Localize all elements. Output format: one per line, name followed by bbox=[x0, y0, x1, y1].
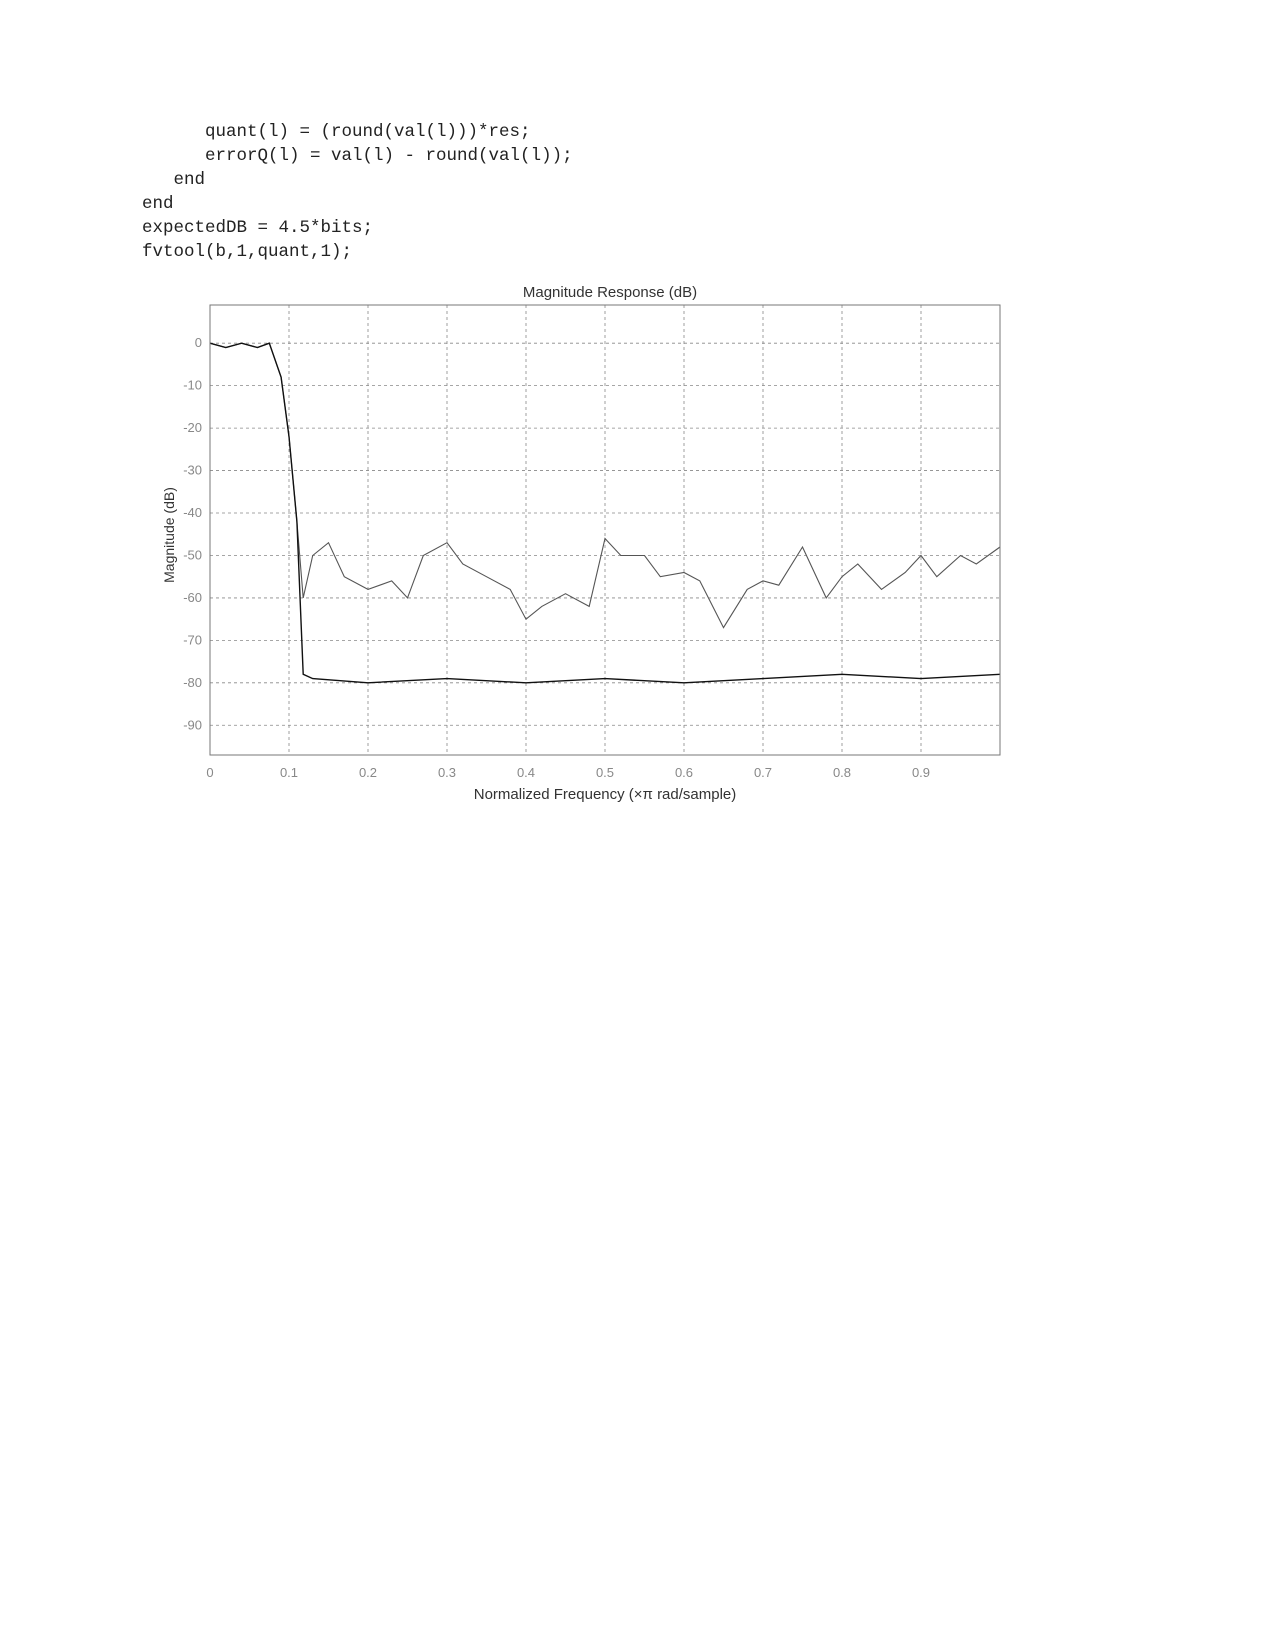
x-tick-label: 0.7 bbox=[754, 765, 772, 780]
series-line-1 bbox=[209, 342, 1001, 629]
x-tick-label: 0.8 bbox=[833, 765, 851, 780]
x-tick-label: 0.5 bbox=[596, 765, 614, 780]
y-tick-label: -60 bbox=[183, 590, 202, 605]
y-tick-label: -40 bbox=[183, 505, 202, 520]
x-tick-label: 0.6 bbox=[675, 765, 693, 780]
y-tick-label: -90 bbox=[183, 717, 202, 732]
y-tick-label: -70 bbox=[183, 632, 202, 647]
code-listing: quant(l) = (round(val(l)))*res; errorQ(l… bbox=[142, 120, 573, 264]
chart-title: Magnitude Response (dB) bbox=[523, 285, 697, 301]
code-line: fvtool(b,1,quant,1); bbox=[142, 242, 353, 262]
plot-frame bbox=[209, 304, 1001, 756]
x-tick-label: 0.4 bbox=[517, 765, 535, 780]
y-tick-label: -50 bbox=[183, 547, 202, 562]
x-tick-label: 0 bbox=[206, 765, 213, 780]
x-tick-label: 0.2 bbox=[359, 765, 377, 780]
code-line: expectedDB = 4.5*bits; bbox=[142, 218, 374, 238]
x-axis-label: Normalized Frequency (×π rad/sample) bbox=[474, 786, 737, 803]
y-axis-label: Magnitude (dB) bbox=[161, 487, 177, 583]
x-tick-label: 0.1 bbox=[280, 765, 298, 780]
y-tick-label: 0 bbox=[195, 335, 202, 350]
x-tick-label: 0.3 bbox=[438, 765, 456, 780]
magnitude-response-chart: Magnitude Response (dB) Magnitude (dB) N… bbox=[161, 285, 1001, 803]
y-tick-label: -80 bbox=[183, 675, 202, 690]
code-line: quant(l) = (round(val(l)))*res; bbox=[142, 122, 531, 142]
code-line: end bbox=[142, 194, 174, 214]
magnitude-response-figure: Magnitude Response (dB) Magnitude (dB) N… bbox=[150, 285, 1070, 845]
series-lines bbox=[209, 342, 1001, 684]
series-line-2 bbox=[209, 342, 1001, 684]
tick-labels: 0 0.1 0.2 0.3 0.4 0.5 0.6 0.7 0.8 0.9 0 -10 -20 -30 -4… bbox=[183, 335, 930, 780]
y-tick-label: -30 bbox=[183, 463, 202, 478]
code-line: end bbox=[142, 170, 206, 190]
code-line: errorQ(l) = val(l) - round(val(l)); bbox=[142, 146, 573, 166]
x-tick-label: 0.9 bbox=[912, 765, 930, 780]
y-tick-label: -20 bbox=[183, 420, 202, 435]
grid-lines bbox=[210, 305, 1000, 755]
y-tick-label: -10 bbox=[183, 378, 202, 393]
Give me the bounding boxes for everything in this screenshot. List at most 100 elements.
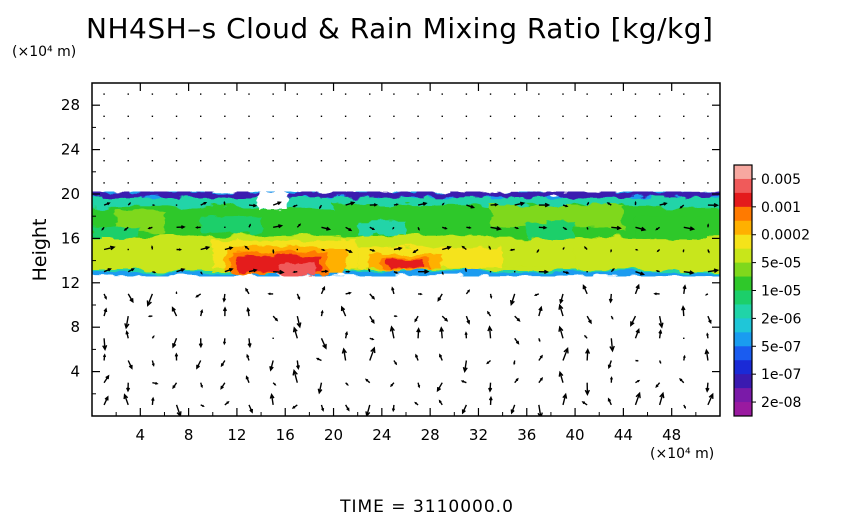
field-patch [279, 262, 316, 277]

==========

— Direction —
Copy out every line of the items above without changing anything, but leave out the pictures.

— Correct output —
Localize all elements. Output format: one per line, name followed by bbox=[x0, y0, x1, y1].
x-tick-label: 0.7 bbox=[754, 765, 772, 780]
series-line-1 bbox=[209, 342, 1001, 629]
x-tick-label: 0.8 bbox=[833, 765, 851, 780]
x-tick-label: 0.5 bbox=[596, 765, 614, 780]
y-tick-label: -60 bbox=[183, 590, 202, 605]
y-tick-label: -40 bbox=[183, 505, 202, 520]
x-tick-label: 0.6 bbox=[675, 765, 693, 780]
y-tick-label: -90 bbox=[183, 717, 202, 732]
y-tick-label: -70 bbox=[183, 632, 202, 647]
code-listing: quant(l) = (round(val(l)))*res; errorQ(l… bbox=[142, 120, 573, 264]
chart-title: Magnitude Response (dB) bbox=[523, 285, 697, 301]
code-line: fvtool(b,1,quant,1); bbox=[142, 242, 353, 262]
plot-frame bbox=[209, 304, 1001, 756]
x-tick-label: 0.4 bbox=[517, 765, 535, 780]
y-tick-label: -50 bbox=[183, 547, 202, 562]
x-tick-label: 0 bbox=[206, 765, 213, 780]
x-tick-label: 0.2 bbox=[359, 765, 377, 780]
code-line: expectedDB = 4.5*bits; bbox=[142, 218, 374, 238]
x-axis-label: Normalized Frequency (×π rad/sample) bbox=[474, 786, 737, 803]
y-axis-label: Magnitude (dB) bbox=[161, 487, 177, 583]
x-tick-label: 0.1 bbox=[280, 765, 298, 780]
y-tick-label: 0 bbox=[195, 335, 202, 350]
x-tick-label: 0.3 bbox=[438, 765, 456, 780]
magnitude-response-chart: Magnitude Response (dB) Magnitude (dB) N… bbox=[161, 285, 1001, 803]
y-tick-label: -80 bbox=[183, 675, 202, 690]
code-line: quant(l) = (round(val(l)))*res; bbox=[142, 122, 531, 142]
code-line: end bbox=[142, 194, 174, 214]
magnitude-response-figure: Magnitude Response (dB) Magnitude (dB) N… bbox=[150, 285, 1070, 845]
series-lines bbox=[209, 342, 1001, 684]
series-line-2 bbox=[209, 342, 1001, 684]
tick-labels: 0 0.1 0.2 0.3 0.4 0.5 0.6 0.7 0.8 0.9 0 -10 -20 -30 -4… bbox=[183, 335, 930, 780]
y-tick-label: -30 bbox=[183, 463, 202, 478]
code-line: end bbox=[142, 170, 206, 190]
code-line: errorQ(l) = val(l) - round(val(l)); bbox=[142, 146, 573, 166]
x-tick-label: 0.9 bbox=[912, 765, 930, 780]
y-tick-label: -20 bbox=[183, 420, 202, 435]
grid-lines bbox=[210, 305, 1000, 755]
y-tick-label: -10 bbox=[183, 378, 202, 393]
Give me the bounding boxes for everything in this screenshot. List at most 100 elements.
field-patch [279, 262, 316, 277]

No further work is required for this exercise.